Stored items:
▼

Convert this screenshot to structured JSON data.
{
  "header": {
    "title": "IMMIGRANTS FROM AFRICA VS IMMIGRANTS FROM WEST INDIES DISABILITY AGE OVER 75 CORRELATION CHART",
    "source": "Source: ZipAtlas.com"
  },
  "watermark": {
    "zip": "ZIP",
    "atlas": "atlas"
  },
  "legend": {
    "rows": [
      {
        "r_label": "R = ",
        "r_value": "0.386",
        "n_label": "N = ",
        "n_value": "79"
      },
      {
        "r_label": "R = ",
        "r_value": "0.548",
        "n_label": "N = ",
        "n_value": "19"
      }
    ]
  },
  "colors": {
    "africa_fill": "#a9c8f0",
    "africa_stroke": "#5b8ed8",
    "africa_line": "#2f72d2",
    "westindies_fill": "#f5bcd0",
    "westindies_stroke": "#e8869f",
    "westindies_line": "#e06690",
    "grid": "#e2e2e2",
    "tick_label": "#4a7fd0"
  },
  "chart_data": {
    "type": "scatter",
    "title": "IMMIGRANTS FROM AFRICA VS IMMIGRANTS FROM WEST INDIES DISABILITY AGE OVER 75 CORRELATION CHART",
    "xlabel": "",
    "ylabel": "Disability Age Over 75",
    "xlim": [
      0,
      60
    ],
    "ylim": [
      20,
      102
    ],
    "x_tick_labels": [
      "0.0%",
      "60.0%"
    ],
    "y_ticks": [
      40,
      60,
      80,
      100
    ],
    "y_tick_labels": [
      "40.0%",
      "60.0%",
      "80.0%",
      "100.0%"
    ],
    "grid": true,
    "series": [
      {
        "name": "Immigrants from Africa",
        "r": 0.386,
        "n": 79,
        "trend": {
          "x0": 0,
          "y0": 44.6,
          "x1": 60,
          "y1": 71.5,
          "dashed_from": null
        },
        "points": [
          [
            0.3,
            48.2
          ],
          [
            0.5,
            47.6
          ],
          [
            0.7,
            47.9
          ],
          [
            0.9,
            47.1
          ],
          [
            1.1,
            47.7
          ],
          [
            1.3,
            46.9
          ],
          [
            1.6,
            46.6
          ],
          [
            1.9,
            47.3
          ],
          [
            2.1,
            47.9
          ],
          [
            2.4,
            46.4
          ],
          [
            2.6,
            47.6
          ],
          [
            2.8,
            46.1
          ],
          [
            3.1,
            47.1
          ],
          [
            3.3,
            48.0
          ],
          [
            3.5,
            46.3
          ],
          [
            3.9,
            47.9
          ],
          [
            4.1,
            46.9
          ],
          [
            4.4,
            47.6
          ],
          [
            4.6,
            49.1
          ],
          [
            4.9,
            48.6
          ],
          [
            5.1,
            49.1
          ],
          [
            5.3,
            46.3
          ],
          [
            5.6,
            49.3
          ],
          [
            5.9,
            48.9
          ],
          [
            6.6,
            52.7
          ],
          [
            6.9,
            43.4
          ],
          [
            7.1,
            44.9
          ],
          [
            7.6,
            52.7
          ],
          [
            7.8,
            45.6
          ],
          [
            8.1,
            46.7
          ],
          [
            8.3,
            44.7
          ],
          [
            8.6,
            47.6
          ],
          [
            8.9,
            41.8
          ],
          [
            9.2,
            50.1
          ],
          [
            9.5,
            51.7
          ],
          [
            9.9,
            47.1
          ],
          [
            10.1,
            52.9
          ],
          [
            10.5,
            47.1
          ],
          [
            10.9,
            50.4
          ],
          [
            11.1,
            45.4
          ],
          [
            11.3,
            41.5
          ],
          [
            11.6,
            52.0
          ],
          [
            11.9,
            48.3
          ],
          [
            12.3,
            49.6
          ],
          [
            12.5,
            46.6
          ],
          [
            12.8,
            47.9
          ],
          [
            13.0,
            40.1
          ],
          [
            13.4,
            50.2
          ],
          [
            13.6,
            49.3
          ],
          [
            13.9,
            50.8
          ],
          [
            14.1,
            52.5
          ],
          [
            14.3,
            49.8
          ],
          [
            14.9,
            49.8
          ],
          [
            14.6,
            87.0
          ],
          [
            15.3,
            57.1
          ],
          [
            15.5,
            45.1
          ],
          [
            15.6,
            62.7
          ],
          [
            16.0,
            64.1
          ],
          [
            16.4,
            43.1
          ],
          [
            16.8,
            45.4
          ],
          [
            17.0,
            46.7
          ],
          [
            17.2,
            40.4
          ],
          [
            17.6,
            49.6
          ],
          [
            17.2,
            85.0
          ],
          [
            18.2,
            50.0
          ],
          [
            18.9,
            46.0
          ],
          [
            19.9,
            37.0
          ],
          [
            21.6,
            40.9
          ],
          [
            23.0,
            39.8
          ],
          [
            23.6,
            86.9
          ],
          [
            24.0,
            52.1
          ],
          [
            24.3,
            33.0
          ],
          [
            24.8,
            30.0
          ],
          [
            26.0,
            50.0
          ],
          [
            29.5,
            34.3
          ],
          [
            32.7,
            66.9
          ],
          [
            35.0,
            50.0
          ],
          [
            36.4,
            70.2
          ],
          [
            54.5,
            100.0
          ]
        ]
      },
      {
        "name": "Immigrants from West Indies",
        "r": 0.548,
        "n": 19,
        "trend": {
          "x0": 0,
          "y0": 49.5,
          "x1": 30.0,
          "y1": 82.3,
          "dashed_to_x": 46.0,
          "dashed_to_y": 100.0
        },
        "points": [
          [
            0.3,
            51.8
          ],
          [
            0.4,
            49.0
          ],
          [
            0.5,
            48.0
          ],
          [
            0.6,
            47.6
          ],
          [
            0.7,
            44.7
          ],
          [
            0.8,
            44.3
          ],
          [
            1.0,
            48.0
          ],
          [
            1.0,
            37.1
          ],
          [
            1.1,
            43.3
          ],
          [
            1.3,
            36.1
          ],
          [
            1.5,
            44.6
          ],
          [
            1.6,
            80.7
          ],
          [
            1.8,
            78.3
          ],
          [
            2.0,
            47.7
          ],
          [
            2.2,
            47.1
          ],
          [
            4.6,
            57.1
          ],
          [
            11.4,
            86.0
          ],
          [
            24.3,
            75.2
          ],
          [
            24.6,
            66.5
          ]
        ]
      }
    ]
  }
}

▲

Write out the whole listing again. Match it word for word.

-- The response --
Convert this screenshot to structured JSON data.
{
  "header": {
    "title": "IMMIGRANTS FROM AFRICA VS IMMIGRANTS FROM WEST INDIES DISABILITY AGE OVER 75 CORRELATION CHART",
    "source": "Source: ZipAtlas.com"
  },
  "watermark": {
    "zip": "ZIP",
    "atlas": "atlas"
  },
  "legend": {
    "rows": [
      {
        "r_label": "R = ",
        "r_value": "0.386",
        "n_label": "N = ",
        "n_value": "79"
      },
      {
        "r_label": "R = ",
        "r_value": "0.548",
        "n_label": "N = ",
        "n_value": "19"
      }
    ]
  },
  "colors": {
    "africa_fill": "#a9c8f0",
    "africa_stroke": "#5b8ed8",
    "africa_line": "#2f72d2",
    "westindies_fill": "#f5bcd0",
    "westindies_stroke": "#e8869f",
    "westindies_line": "#e06690",
    "grid": "#e2e2e2",
    "tick_label": "#4a7fd0"
  },
  "chart_data": {
    "type": "scatter",
    "title": "IMMIGRANTS FROM AFRICA VS IMMIGRANTS FROM WEST INDIES DISABILITY AGE OVER 75 CORRELATION CHART",
    "xlabel": "",
    "ylabel": "Disability Age Over 75",
    "xlim": [
      0,
      60
    ],
    "ylim": [
      20,
      102
    ],
    "x_tick_labels": [
      "0.0%",
      "60.0%"
    ],
    "y_ticks": [
      40,
      60,
      80,
      100
    ],
    "y_tick_labels": [
      "40.0%",
      "60.0%",
      "80.0%",
      "100.0%"
    ],
    "grid": true,
    "series": [
      {
        "name": "Immigrants from Africa",
        "r": 0.386,
        "n": 79,
        "trend": {
          "x0": 0,
          "y0": 44.6,
          "x1": 60,
          "y1": 71.5,
          "dashed_from": null
        },
        "points": [
          [
            0.3,
            48.2
          ],
          [
            0.5,
            47.6
          ],
          [
            0.7,
            47.9
          ],
          [
            0.9,
            47.1
          ],
          [
            1.1,
            47.7
          ],
          [
            1.3,
            46.9
          ],
          [
            1.6,
            46.6
          ],
          [
            1.9,
            47.3
          ],
          [
            2.1,
            47.9
          ],
          [
            2.4,
            46.4
          ],
          [
            2.6,
            47.6
          ],
          [
            2.8,
            46.1
          ],
          [
            3.1,
            47.1
          ],
          [
            3.3,
            48.0
          ],
          [
            3.5,
            46.3
          ],
          [
            3.9,
            47.9
          ],
          [
            4.1,
            46.9
          ],
          [
            4.4,
            47.6
          ],
          [
            4.6,
            49.1
          ],
          [
            4.9,
            48.6
          ],
          [
            5.1,
            49.1
          ],
          [
            5.3,
            46.3
          ],
          [
            5.6,
            49.3
          ],
          [
            5.9,
            48.9
          ],
          [
            6.6,
            52.7
          ],
          [
            6.9,
            43.4
          ],
          [
            7.1,
            44.9
          ],
          [
            7.6,
            52.7
          ],
          [
            7.8,
            45.6
          ],
          [
            8.1,
            46.7
          ],
          [
            8.3,
            44.7
          ],
          [
            8.6,
            47.6
          ],
          [
            8.9,
            41.8
          ],
          [
            9.2,
            50.1
          ],
          [
            9.5,
            51.7
          ],
          [
            9.9,
            47.1
          ],
          [
            10.1,
            52.9
          ],
          [
            10.5,
            47.1
          ],
          [
            10.9,
            50.4
          ],
          [
            11.1,
            45.4
          ],
          [
            11.3,
            41.5
          ],
          [
            11.6,
            52.0
          ],
          [
            11.9,
            48.3
          ],
          [
            12.3,
            49.6
          ],
          [
            12.5,
            46.6
          ],
          [
            12.8,
            47.9
          ],
          [
            13.0,
            40.1
          ],
          [
            13.4,
            50.2
          ],
          [
            13.6,
            49.3
          ],
          [
            13.9,
            50.8
          ],
          [
            14.1,
            52.5
          ],
          [
            14.3,
            49.8
          ],
          [
            14.9,
            49.8
          ],
          [
            14.6,
            87.0
          ],
          [
            15.3,
            57.1
          ],
          [
            15.5,
            45.1
          ],
          [
            15.6,
            62.7
          ],
          [
            16.0,
            64.1
          ],
          [
            16.4,
            43.1
          ],
          [
            16.8,
            45.4
          ],
          [
            17.0,
            46.7
          ],
          [
            17.2,
            40.4
          ],
          [
            17.6,
            49.6
          ],
          [
            17.2,
            85.0
          ],
          [
            18.2,
            50.0
          ],
          [
            18.9,
            46.0
          ],
          [
            19.9,
            37.0
          ],
          [
            21.6,
            40.9
          ],
          [
            23.0,
            39.8
          ],
          [
            23.6,
            86.9
          ],
          [
            24.0,
            52.1
          ],
          [
            24.3,
            33.0
          ],
          [
            24.8,
            30.0
          ],
          [
            26.0,
            50.0
          ],
          [
            29.5,
            34.3
          ],
          [
            32.7,
            66.9
          ],
          [
            35.0,
            50.0
          ],
          [
            36.4,
            70.2
          ],
          [
            54.5,
            100.0
          ]
        ]
      },
      {
        "name": "Immigrants from West Indies",
        "r": 0.548,
        "n": 19,
        "trend": {
          "x0": 0,
          "y0": 49.5,
          "x1": 30.0,
          "y1": 82.3,
          "dashed_to_x": 46.0,
          "dashed_to_y": 100.0
        },
        "points": [
          [
            0.3,
            51.8
          ],
          [
            0.4,
            49.0
          ],
          [
            0.5,
            48.0
          ],
          [
            0.6,
            47.6
          ],
          [
            0.7,
            44.7
          ],
          [
            0.8,
            44.3
          ],
          [
            1.0,
            48.0
          ],
          [
            1.0,
            37.1
          ],
          [
            1.1,
            43.3
          ],
          [
            1.3,
            36.1
          ],
          [
            1.5,
            44.6
          ],
          [
            1.6,
            80.7
          ],
          [
            1.8,
            78.3
          ],
          [
            2.0,
            47.7
          ],
          [
            2.2,
            47.1
          ],
          [
            4.6,
            57.1
          ],
          [
            11.4,
            86.0
          ],
          [
            24.3,
            75.2
          ],
          [
            24.6,
            66.5
          ]
        ]
      }
    ]
  }
}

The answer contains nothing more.